[CHALLENGE] Each record needs to be echoed exactly; can you do that?

★ ★ ★ ★

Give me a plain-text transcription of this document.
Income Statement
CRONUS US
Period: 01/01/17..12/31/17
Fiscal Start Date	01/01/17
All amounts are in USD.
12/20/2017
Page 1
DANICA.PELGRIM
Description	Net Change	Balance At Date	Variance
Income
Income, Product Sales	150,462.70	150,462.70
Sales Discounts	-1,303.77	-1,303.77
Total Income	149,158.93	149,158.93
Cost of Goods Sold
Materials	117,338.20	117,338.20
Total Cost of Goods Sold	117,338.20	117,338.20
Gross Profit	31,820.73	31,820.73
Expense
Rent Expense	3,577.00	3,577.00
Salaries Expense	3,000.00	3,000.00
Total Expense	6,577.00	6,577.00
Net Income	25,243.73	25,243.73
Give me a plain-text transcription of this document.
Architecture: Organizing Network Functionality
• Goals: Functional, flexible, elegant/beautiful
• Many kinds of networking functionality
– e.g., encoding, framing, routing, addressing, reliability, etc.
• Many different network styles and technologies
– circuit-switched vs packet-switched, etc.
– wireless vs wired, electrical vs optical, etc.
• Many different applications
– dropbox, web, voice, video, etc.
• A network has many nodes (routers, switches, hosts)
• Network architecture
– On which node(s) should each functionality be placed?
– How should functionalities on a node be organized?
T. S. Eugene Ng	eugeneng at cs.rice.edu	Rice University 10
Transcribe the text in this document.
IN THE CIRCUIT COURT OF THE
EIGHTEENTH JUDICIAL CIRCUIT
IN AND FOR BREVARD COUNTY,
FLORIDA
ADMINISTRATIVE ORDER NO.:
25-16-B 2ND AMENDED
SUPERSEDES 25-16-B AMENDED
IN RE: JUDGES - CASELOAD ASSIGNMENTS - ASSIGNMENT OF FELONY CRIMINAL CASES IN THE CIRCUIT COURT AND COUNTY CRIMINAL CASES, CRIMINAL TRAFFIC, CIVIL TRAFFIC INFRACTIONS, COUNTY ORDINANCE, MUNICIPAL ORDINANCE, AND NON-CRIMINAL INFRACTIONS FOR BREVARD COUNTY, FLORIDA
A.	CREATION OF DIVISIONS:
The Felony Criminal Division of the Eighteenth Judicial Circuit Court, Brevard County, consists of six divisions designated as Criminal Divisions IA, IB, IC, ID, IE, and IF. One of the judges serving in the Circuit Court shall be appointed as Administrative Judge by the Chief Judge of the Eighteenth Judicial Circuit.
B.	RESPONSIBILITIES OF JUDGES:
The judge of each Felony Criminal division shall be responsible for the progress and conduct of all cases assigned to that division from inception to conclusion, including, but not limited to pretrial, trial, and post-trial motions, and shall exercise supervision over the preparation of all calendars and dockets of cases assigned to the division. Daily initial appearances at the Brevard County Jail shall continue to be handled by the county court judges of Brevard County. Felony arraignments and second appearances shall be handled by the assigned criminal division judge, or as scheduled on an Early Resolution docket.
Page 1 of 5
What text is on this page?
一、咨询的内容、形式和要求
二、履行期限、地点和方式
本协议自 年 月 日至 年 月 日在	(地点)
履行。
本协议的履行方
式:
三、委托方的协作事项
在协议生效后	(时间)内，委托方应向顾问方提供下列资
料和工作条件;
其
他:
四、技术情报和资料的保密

★ ★ ★ ★

[OUTPUT FOR THIS TASK]
Give me a plain-text transcription of this document.
Income Statement
CRONUS US
Period: 01/01/17..12/31/17
Fiscal Start Date	01/01/17
All amounts are in USD.
12/20/2017
Page 1
DANICA.PELGRIM
Description	Net Change	Balance At Date	Variance
Income
Income, Product Sales	150,462.70	150,462.70
Sales Discounts	-1,303.77	-1,303.77
Total Income	149,158.93	149,158.93
Cost of Goods Sold
Materials	117,338.20	117,338.20
Total Cost of Goods Sold	117,338.20	117,338.20
Gross Profit	31,820.73	31,820.73
Expense
Rent Expense	3,577.00	3,577.00
Salaries Expense	3,000.00	3,000.00
Total Expense	6,577.00	6,577.00
Net Income	25,243.73	25,243.73
Give me a plain-text transcription of this document.
Architecture: Organizing Network Functionality
• Goals: Functional, flexible, elegant/beautiful
• Many kinds of networking functionality
– e.g., encoding, framing, routing, addressing, reliability, etc.
• Many different network styles and technologies
– circuit-switched vs packet-switched, etc.
– wireless vs wired, electrical vs optical, etc.
• Many different applications
– dropbox, web, voice, video, etc.
• A network has many nodes (routers, switches, hosts)
• Network architecture
– On which node(s) should each functionality be placed?
– How should functionalities on a node be organized?
T. S. Eugene Ng	eugeneng at cs.rice.edu	Rice University 10
Transcribe the text in this document.
IN THE CIRCUIT COURT OF THE
EIGHTEENTH JUDICIAL CIRCUIT
IN AND FOR BREVARD COUNTY,
FLORIDA
ADMINISTRATIVE ORDER NO.:
25-16-B 2ND AMENDED
SUPERSEDES 25-16-B AMENDED
IN RE: JUDGES - CASELOAD ASSIGNMENTS - ASSIGNMENT OF FELONY CRIMINAL CASES IN THE CIRCUIT COURT AND COUNTY CRIMINAL CASES, CRIMINAL TRAFFIC, CIVIL TRAFFIC INFRACTIONS, COUNTY ORDINANCE, MUNICIPAL ORDINANCE, AND NON-CRIMINAL INFRACTIONS FOR BREVARD COUNTY, FLORIDA
A.	CREATION OF DIVISIONS:
The Felony Criminal Division of the Eighteenth Judicial Circuit Court, Brevard County, consists of six divisions designated as Criminal Divisions IA, IB, IC, ID, IE, and IF. One of the judges serving in the Circuit Court shall be appointed as Administrative Judge by the Chief Judge of the Eighteenth Judicial Circuit.
B.	RESPONSIBILITIES OF JUDGES:
The judge of each Felony Criminal division shall be responsible for the progress and conduct of all cases assigned to that division from inception to conclusion, including, but not limited to pretrial, trial, and post-trial motions, and shall exercise supervision over the preparation of all calendars and dockets of cases assigned to the division. Daily initial appearances at the Brevard County Jail shall continue to be handled by the county court judges of Brevard County. Felony arraignments and second appearances shall be handled by the assigned criminal division judge, or as scheduled on an Early Resolution docket.
Page 1 of 5
What text is on this page?
一、咨询的内容、形式和要求
二、履行期限、地点和方式
本协议自 年 月 日至 年 月 日在	(地点)
履行。
本协议的履行方
式:
三、委托方的协作事项
在协议生效后	(时间)内，委托方应向顾问方提供下列资
料和工作条件;
其
他:
四、技术情报和资料的保密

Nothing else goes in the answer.